▸ **Requirement**:
Copy, in full, each line of the material that holds the word "name".

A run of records
=-=-=

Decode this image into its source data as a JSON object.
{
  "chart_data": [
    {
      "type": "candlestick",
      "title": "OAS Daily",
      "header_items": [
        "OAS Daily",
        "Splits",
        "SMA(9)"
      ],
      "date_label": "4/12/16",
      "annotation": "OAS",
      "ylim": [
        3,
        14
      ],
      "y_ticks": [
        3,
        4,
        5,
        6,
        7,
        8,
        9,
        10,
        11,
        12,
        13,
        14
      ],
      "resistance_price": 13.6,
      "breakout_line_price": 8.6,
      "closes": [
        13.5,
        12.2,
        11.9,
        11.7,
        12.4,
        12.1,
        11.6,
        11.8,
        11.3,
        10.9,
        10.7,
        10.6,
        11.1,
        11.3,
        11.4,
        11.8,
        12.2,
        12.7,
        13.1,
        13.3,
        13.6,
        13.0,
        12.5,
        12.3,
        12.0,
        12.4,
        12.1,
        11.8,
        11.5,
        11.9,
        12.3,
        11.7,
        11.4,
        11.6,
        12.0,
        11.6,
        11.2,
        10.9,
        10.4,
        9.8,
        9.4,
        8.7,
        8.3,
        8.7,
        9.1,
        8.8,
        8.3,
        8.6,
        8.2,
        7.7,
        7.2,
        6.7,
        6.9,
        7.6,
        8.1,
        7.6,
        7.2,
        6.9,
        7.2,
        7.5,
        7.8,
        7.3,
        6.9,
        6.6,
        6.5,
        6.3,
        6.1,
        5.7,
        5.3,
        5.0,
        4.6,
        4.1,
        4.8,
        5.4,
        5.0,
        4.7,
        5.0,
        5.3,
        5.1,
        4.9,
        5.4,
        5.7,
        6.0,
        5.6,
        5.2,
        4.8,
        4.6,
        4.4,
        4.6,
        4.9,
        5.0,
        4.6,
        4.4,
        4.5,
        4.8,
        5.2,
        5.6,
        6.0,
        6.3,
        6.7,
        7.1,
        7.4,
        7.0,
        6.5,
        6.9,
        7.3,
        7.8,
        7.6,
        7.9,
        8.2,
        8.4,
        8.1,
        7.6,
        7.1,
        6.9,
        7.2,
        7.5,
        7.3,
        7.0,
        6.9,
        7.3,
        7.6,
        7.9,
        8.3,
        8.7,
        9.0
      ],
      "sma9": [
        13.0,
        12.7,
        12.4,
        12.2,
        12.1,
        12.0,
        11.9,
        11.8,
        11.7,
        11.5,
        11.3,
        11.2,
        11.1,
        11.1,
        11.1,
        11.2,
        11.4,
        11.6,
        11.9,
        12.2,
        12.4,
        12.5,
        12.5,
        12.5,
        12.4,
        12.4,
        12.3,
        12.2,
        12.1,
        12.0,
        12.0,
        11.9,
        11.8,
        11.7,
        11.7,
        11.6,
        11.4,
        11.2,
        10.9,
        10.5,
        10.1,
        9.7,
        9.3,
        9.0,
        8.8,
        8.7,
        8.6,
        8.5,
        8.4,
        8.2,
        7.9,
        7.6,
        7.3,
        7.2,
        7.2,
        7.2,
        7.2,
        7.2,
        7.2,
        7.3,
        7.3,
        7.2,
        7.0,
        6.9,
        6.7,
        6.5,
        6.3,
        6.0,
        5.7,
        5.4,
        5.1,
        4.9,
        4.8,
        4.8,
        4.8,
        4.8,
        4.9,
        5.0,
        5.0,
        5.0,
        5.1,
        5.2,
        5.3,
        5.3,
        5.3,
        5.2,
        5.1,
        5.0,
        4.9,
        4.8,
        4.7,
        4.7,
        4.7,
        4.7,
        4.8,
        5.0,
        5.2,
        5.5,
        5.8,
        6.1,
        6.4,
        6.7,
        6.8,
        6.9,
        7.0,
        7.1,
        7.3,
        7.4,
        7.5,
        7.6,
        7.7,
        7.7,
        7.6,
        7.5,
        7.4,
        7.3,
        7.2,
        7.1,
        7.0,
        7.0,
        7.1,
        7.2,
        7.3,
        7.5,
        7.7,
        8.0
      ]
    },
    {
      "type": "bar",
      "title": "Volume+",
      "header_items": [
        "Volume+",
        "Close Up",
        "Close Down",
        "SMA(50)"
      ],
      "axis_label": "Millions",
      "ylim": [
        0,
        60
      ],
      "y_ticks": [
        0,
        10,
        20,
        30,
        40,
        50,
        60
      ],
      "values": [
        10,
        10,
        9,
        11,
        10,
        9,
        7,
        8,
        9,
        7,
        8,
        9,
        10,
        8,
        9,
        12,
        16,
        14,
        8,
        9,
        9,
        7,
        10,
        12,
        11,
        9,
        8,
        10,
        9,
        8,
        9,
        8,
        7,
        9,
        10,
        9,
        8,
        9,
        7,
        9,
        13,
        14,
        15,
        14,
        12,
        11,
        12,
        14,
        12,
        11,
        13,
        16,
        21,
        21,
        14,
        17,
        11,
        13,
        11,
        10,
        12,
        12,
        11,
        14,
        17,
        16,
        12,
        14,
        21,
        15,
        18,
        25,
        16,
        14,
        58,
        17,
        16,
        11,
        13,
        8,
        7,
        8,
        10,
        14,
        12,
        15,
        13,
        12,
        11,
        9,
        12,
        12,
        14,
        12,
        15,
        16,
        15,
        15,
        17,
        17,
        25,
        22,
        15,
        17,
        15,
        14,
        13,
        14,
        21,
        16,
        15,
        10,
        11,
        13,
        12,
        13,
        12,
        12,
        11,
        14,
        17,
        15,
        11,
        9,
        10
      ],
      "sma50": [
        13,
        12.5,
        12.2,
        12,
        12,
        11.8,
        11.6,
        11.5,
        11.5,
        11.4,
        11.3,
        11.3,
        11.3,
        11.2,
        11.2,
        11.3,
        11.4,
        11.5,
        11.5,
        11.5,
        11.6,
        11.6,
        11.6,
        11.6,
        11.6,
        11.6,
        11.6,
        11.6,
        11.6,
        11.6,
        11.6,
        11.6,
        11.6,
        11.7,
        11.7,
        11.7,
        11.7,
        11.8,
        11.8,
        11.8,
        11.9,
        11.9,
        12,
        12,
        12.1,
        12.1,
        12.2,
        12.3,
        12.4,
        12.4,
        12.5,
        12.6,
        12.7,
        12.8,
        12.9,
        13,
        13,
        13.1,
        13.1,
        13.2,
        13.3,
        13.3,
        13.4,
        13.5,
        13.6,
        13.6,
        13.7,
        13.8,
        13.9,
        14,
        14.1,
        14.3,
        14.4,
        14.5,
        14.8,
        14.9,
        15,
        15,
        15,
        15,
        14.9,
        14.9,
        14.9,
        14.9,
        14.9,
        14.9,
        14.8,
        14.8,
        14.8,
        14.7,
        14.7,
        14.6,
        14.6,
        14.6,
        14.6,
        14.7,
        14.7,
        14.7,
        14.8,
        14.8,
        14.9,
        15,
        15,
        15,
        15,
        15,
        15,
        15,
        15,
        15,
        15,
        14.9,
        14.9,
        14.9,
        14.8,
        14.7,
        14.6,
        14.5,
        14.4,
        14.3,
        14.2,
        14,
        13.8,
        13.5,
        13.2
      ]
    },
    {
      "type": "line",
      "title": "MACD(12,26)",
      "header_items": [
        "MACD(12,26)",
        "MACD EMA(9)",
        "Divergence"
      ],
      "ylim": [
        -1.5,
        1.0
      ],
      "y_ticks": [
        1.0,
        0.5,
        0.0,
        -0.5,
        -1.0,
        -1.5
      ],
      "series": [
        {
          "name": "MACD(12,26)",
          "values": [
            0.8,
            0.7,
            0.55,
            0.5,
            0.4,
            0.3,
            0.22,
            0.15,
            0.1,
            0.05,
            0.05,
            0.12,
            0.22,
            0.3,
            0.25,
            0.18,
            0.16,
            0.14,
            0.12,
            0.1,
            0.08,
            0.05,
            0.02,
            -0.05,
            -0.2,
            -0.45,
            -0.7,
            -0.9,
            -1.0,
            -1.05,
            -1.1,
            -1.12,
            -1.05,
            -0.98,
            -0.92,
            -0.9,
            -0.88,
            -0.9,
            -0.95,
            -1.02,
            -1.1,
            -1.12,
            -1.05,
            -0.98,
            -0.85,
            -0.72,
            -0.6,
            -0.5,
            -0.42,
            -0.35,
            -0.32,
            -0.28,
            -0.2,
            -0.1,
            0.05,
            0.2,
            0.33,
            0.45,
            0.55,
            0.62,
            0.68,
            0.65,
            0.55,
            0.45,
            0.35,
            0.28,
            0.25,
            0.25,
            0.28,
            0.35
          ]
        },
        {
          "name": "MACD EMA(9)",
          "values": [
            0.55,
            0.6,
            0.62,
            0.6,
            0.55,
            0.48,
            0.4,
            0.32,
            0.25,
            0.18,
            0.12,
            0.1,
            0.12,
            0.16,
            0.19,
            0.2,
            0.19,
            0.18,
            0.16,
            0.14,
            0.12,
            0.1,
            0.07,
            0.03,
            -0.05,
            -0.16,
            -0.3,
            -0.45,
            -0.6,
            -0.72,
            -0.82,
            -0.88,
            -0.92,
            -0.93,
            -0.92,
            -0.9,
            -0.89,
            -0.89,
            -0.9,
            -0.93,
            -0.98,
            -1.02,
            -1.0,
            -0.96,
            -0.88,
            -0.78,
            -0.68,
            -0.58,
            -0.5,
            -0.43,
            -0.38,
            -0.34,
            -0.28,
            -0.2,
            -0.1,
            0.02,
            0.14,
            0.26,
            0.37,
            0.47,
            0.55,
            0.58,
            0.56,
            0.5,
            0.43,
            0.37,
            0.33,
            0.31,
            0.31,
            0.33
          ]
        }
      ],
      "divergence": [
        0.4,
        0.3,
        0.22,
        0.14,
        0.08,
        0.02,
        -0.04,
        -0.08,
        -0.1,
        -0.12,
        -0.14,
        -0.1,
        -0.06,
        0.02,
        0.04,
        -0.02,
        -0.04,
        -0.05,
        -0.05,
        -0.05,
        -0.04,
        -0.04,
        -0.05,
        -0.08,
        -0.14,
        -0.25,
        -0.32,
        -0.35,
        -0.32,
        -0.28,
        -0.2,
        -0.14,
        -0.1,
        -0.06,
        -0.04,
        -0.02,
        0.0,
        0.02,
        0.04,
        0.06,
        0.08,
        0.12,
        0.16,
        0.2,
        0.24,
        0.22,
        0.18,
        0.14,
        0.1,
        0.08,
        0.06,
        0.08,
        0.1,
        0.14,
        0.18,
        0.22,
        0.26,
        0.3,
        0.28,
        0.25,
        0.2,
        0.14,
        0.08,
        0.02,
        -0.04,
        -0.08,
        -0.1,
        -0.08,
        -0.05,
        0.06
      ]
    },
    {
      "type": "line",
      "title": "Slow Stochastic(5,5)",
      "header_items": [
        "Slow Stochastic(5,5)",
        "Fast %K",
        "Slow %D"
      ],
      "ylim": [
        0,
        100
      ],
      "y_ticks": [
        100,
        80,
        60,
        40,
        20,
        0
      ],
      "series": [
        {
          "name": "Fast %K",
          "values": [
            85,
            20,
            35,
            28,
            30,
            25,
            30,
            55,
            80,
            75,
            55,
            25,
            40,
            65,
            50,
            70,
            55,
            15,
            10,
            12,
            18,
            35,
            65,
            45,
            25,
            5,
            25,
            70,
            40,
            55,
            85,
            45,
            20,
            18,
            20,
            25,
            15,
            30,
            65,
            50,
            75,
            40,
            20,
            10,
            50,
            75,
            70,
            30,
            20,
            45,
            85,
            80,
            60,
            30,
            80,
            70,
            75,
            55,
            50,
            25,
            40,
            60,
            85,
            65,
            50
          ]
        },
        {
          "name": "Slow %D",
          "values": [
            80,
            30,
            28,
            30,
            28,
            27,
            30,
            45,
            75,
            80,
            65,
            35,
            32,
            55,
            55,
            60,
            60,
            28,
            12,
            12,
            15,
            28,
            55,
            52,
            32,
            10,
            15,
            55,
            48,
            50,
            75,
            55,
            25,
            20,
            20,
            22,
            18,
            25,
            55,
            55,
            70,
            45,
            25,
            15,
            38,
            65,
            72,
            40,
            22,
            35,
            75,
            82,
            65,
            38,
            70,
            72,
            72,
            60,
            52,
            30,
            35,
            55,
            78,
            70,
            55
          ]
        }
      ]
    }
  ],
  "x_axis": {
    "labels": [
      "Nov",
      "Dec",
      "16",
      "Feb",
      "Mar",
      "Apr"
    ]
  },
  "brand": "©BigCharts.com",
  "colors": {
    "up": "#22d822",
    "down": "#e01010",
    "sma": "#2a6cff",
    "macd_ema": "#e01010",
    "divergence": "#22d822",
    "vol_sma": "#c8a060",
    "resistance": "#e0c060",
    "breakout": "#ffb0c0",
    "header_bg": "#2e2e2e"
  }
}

=-=-=

▸ **Answer to this exercise**:
          "name": "MACD(12,26)",
          "name": "MACD EMA(9)",
          "name": "Fast %K",
          "name": "Slow %D",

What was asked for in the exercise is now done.